Locate every line in the records below that contains the word "more", and copy each one.

——

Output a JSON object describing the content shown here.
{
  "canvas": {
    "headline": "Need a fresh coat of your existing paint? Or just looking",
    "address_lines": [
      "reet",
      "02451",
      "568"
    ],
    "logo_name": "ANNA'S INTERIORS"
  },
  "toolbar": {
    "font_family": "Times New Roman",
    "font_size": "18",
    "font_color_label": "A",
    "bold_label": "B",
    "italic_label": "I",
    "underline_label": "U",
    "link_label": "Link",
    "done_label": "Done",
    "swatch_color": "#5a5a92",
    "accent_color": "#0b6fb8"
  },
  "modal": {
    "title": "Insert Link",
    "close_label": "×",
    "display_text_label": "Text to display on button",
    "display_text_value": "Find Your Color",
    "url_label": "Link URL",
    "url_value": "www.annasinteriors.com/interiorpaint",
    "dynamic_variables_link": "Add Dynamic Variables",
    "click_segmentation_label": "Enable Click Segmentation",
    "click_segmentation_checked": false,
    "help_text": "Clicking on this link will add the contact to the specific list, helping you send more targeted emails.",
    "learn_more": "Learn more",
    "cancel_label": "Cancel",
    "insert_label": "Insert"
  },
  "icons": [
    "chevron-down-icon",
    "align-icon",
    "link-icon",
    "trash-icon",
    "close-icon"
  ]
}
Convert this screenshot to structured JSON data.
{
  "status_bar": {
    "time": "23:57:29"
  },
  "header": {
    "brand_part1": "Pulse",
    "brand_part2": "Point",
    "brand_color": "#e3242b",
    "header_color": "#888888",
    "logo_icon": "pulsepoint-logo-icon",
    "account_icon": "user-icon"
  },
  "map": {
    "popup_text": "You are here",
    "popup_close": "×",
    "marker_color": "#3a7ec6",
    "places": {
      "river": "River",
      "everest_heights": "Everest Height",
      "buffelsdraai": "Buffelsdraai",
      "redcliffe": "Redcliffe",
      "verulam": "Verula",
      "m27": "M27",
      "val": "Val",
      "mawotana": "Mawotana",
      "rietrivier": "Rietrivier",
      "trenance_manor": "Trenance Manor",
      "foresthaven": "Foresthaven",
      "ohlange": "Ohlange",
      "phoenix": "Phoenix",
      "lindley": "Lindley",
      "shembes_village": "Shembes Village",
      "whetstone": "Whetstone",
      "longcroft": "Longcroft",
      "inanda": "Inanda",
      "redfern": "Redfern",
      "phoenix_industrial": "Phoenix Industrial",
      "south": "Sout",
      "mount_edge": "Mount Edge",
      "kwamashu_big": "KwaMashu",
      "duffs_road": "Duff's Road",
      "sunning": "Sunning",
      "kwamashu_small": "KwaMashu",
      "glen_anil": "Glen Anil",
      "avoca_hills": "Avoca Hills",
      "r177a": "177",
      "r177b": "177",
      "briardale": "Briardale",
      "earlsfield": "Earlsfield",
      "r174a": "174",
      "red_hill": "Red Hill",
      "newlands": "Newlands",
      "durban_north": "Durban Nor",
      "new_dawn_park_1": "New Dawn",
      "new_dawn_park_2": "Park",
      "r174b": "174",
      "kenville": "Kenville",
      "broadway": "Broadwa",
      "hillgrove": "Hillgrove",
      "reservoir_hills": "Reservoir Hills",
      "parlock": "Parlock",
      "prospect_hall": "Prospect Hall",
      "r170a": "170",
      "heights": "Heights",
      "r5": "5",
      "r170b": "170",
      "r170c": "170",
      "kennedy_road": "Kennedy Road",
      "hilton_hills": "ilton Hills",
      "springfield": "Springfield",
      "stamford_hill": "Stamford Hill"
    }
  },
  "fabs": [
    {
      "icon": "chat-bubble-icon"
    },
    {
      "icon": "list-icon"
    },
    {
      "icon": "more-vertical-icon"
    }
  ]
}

——

> Task solution:
    "help_text": "Clicking on this link will add the contact to the specific list, helping you send more targeted emails.",
    "learn_more": "Learn more",
      "icon": "more-vertical-icon"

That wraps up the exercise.